>>>>>

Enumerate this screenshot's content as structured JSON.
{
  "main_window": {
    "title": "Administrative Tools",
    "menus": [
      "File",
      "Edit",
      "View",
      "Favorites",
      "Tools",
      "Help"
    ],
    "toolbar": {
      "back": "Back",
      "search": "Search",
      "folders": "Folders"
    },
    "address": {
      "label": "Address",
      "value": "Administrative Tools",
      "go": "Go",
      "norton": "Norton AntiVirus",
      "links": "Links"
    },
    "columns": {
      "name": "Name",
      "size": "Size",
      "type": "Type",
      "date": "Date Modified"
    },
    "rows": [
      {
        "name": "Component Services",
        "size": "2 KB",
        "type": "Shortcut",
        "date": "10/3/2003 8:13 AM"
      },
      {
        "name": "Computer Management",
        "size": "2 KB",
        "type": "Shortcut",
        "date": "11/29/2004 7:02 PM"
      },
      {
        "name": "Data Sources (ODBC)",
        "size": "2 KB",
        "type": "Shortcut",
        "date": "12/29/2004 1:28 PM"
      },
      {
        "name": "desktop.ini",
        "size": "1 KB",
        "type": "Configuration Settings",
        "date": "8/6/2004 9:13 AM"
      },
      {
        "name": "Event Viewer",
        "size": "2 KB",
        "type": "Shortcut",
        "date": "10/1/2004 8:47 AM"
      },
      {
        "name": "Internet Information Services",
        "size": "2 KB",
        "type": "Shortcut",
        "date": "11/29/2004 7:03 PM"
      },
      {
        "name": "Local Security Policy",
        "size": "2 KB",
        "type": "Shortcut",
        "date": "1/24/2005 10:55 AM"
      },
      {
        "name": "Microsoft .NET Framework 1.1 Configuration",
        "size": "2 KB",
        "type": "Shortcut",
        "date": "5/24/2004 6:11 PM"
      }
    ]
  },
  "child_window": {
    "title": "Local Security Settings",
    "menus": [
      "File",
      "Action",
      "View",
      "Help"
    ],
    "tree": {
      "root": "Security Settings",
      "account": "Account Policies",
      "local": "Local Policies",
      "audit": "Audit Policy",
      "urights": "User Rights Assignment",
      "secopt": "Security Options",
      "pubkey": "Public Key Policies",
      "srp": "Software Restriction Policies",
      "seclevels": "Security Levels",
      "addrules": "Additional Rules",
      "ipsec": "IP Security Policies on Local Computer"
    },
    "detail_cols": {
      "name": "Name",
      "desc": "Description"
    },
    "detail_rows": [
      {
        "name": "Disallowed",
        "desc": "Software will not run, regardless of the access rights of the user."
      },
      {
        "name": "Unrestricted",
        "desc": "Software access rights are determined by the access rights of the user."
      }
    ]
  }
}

<<<<<

## Task goal
Gather every line from the listing above in which the word "desc" appears.

## Task solution
      "desc": "Description"
        "desc": "Software will not run, regardless of the access rights of the user."
        "desc": "Software access rights are determined by the access rights of the user."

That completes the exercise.